** START EXERCISE MATERIALS **

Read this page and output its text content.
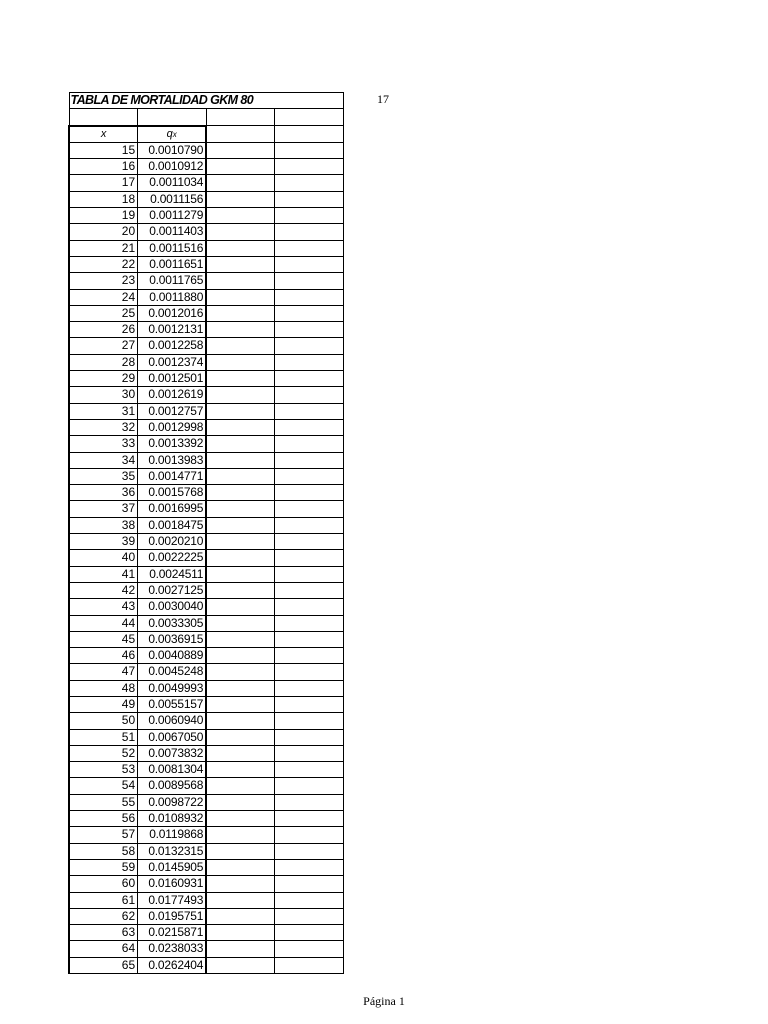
17
TABLA DE MORTALIDAD GKM 80			

x	qx		
15	0.0010790		
16	0.0010912		
17	0.0011034		
18	0.0011156		
19	0.0011279		
20	0.0011403		
21	0.0011516		
22	0.0011651		
23	0.0011765		
24	0.0011880		
25	0.0012016		
26	0.0012131		
27	0.0012258		
28	0.0012374		
29	0.0012501		
30	0.0012619		
31	0.0012757		
32	0.0012998		
33	0.0013392		
34	0.0013983		
35	0.0014771		
36	0.0015768		
37	0.0016995		
38	0.0018475		
39	0.0020210		
40	0.0022225		
41	0.0024511		
42	0.0027125		
43	0.0030040		
44	0.0033305		
45	0.0036915		
46	0.0040889		
47	0.0045248		
48	0.0049993		
49	0.0055157		
50	0.0060940		
51	0.0067050		
52	0.0073832		
53	0.0081304		
54	0.0089568		
55	0.0098722		
56	0.0108932		
57	0.0119868		
58	0.0132315		
59	0.0145905		
60	0.0160931		
61	0.0177493		
62	0.0195751		
63	0.0215871		
64	0.0238033		
65	0.0262404		
Página 1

** END EXERCISE MATERIALS **

*SHORT TASK*:
All records should be output exactly, with the pictures left out.

*CORRECT OUTPUT*:
Read this page and output its text content.
17
TABLA DE MORTALIDAD GKM 80			

x	qx		
15	0.0010790		
16	0.0010912		
17	0.0011034		
18	0.0011156		
19	0.0011279		
20	0.0011403		
21	0.0011516		
22	0.0011651		
23	0.0011765		
24	0.0011880		
25	0.0012016		
26	0.0012131		
27	0.0012258		
28	0.0012374		
29	0.0012501		
30	0.0012619		
31	0.0012757		
32	0.0012998		
33	0.0013392		
34	0.0013983		
35	0.0014771		
36	0.0015768		
37	0.0016995		
38	0.0018475		
39	0.0020210		
40	0.0022225		
41	0.0024511		
42	0.0027125		
43	0.0030040		
44	0.0033305		
45	0.0036915		
46	0.0040889		
47	0.0045248		
48	0.0049993		
49	0.0055157		
50	0.0060940		
51	0.0067050		
52	0.0073832		
53	0.0081304		
54	0.0089568		
55	0.0098722		
56	0.0108932		
57	0.0119868		
58	0.0132315		
59	0.0145905		
60	0.0160931		
61	0.0177493		
62	0.0195751		
63	0.0215871		
64	0.0238033		
65	0.0262404		
Página 1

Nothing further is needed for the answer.